> [Work to be completed]
Would you transcribe the whole listing exactly, minus its pictures?

> [Records shown]
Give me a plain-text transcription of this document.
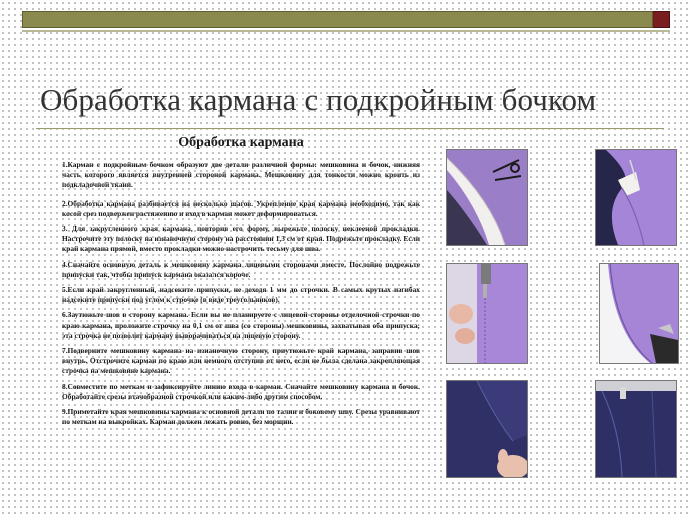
Обработка кармана с подкройным бочком
Обработка кармана

1.Карман с подкройным бочком образуют две детали различной формы: мешковина и бочок, нижняя часть которого является внутренней стороной кармана. Мешковину для тонкости можно кроить из подкладочной ткани.

2.Обработка кармана разбивается на несколько шагов. Укрепление края кармана необходимо, так как косой срез подвержен растяжению и вход в карман может деформироваться.

3. Для закругленного края кармана, повторив его форму, вырежьте полоску неклееной прокладки. Настрочите эту полоску на изнаночную сторону на расстоянии 1,3 см от края. Подрежьте прокладку. Если край кармана прямой, вместо прокладки можно настрочить тесьму для шва.

4.Сначайте основную деталь к мешковину кармана лицевыми сторонами вместе. Послойно подрежьте припуски так, чтобы припуск кармана оказался короче.

5.Если край закругленный, надсеките припуски, не доходя 1 мм до строчки. В самых крутых изгибах надсеките припуски под углом к строчке (в виде треугольников).

6.Заутюжьте шов в сторону кармана. Если вы не планируете с лицевой стороны отделочной строчки по краю кармана, проложите строчку на 0,1 см от шва (со стороны) мешковины, захватывая оба припуска; эта строчка не позволит карману выворачиваться на лицевую сторону.

7.Подверните мешковину кармана на изнаночную сторону, приутюжьте край кармана, заправив шов внутрь. Отстрочите карман по краю или немного отступив от него, если не была сделана закрепляющая строчка на мешковине кармана.

8.Совместите по меткам и зафиксируйте линию входа в карман. Сначайте мешковину кармана и бочок. Обработайте срезы втачобразной строчкой или каким-либо другим способом.

9.Приметайте края мешковины кармана к основной детали по талии и боковому шву. Срезы уравнивают по меткам на выкройках. Карман должен лежать ровно, без морщин.
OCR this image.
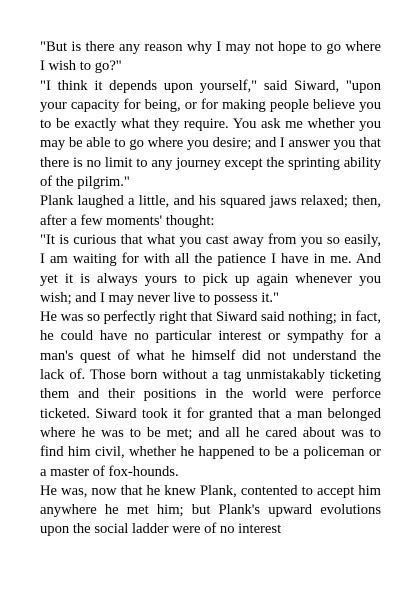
"But is there any reason why I may not hope to go where I wish to go?"

"I think it depends upon yourself," said Siward, "upon your capacity for being, or for making people believe you to be exactly what they require. You ask me whether you may be able to go where you desire; and I answer you that there is no limit to any journey except the sprinting ability of the pilgrim."

Plank laughed a little, and his squared jaws relaxed; then, after a few moments' thought:

"It is curious that what you cast away from you so easily, I am waiting for with all the patience I have in me. And yet it is always yours to pick up again whenever you wish; and I may never live to possess it."

He was so perfectly right that Siward said nothing; in fact, he could have no particular interest or sympathy for a man's quest of what he himself did not understand the lack of. Those born without a tag unmistakably ticketing them and their positions in the world were perforce ticketed. Siward took it for granted that a man belonged where he was to be met; and all he cared about was to find him civil, whether he happened to be a policeman or a master of fox-hounds.

He was, now that he knew Plank, contented to accept him anywhere he met him; but Plank's upward evolutions upon the social ladder were of no interest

> [Task solution]
Give me a plain-text transcription of this document.
Обработка кармана с подкройным бочком
Обработка кармана

1.Карман с подкройным бочком образуют две детали различной формы: мешковина и бочок, нижняя часть которого является внутренней стороной кармана. Мешковину для тонкости можно кроить из подкладочной ткани.

2.Обработка кармана разбивается на несколько шагов. Укрепление края кармана необходимо, так как косой срез подвержен растяжению и вход в карман может деформироваться.

3. Для закругленного края кармана, повторив его форму, вырежьте полоску неклееной прокладки. Настрочите эту полоску на изнаночную сторону на расстоянии 1,3 см от края. Подрежьте прокладку. Если край кармана прямой, вместо прокладки можно настрочить тесьму для шва.

4.Сначайте основную деталь к мешковину кармана лицевыми сторонами вместе. Послойно подрежьте припуски так, чтобы припуск кармана оказался короче.

5.Если край закругленный, надсеките припуски, не доходя 1 мм до строчки. В самых крутых изгибах надсеките припуски под углом к строчке (в виде треугольников).

6.Заутюжьте шов в сторону кармана. Если вы не планируете с лицевой стороны отделочной строчки по краю кармана, проложите строчку на 0,1 см от шва (со стороны) мешковины, захватывая оба припуска; эта строчка не позволит карману выворачиваться на лицевую сторону.

7.Подверните мешковину кармана на изнаночную сторону, приутюжьте край кармана, заправив шов внутрь. Отстрочите карман по краю или немного отступив от него, если не была сделана закрепляющая строчка на мешковине кармана.

8.Совместите по меткам и зафиксируйте линию входа в карман. Сначайте мешковину кармана и бочок. Обработайте срезы втачобразной строчкой или каким-либо другим способом.

9.Приметайте края мешковины кармана к основной детали по талии и боковому шву. Срезы уравнивают по меткам на выкройках. Карман должен лежать ровно, без морщин.
OCR this image.
"But is there any reason why I may not hope to go where I wish to go?"

"I think it depends upon yourself," said Siward, "upon your capacity for being, or for making people believe you to be exactly what they require. You ask me whether you may be able to go where you desire; and I answer you that there is no limit to any journey except the sprinting ability of the pilgrim."

Plank laughed a little, and his squared jaws relaxed; then, after a few moments' thought:

"It is curious that what you cast away from you so easily, I am waiting for with all the patience I have in me. And yet it is always yours to pick up again whenever you wish; and I may never live to possess it."

He was so perfectly right that Siward said nothing; in fact, he could have no particular interest or sympathy for a man's quest of what he himself did not understand the lack of. Those born without a tag unmistakably ticketing them and their positions in the world were perforce ticketed. Siward took it for granted that a man belonged where he was to be met; and all he cared about was to find him civil, whether he happened to be a policeman or a master of fox-hounds.

He was, now that he knew Plank, contented to accept him anywhere he met him; but Plank's upward evolutions upon the social ladder were of no interest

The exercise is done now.